### What is expected
Go through the lines below. Copy those with "half".
--- START Information provided ---
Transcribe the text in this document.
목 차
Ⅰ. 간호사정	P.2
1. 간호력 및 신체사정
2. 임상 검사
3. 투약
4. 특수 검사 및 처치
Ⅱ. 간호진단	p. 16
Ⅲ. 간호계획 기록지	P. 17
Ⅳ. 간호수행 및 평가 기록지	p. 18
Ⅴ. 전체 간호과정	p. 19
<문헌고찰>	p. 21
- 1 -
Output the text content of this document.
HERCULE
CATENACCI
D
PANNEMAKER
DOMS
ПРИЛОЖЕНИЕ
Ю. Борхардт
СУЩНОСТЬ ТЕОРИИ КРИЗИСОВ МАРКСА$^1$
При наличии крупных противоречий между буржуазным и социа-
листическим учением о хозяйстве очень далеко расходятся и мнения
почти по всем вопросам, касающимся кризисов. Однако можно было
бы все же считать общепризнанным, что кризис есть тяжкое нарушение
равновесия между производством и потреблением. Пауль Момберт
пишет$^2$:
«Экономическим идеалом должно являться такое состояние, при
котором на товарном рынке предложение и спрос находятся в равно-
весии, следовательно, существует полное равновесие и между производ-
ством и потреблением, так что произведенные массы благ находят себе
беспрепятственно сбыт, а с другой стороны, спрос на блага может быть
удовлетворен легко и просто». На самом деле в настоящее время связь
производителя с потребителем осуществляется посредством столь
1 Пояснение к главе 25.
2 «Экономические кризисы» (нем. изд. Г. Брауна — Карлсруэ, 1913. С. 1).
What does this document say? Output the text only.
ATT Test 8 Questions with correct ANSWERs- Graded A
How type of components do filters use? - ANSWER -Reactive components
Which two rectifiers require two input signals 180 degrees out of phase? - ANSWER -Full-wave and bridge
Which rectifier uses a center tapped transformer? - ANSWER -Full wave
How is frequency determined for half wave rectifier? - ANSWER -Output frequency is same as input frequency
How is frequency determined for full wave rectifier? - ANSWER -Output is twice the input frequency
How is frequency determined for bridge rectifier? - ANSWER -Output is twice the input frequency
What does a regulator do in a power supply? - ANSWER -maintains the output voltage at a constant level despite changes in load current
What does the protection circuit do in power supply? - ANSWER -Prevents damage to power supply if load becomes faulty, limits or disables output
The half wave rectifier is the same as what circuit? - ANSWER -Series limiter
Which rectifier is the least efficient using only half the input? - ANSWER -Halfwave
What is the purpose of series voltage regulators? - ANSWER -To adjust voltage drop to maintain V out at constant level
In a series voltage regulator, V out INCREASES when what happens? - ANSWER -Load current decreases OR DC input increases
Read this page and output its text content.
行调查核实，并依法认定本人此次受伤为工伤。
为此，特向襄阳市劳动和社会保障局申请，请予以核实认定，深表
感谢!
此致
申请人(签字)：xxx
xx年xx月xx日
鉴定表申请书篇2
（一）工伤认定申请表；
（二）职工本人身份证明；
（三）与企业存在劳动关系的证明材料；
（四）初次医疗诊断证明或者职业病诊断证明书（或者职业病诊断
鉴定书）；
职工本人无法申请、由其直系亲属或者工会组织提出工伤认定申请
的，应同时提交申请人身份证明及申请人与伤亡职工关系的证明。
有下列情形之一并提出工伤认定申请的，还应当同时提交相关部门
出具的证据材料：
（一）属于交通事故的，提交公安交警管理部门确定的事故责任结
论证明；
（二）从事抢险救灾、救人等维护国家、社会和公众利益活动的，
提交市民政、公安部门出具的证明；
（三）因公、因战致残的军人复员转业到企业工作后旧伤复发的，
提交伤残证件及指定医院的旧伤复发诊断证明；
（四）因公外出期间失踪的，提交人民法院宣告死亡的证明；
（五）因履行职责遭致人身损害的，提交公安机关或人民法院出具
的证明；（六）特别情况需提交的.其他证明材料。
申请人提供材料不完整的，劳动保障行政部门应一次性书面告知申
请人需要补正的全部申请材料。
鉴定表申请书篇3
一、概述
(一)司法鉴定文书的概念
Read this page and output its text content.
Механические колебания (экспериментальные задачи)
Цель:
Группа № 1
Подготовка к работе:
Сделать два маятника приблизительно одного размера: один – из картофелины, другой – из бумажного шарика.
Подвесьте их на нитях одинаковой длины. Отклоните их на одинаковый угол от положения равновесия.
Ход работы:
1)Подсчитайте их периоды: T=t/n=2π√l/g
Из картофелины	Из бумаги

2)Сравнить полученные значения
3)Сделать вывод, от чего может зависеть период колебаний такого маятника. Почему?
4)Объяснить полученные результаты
--- END Information provided ---
### Response to the task
How is frequency determined for half wave rectifier? - ANSWER -Output frequency is same as input frequency
The half wave rectifier is the same as what circuit? - ANSWER -Series limiter
Which rectifier is the least efficient using only half the input? - ANSWER -Halfwave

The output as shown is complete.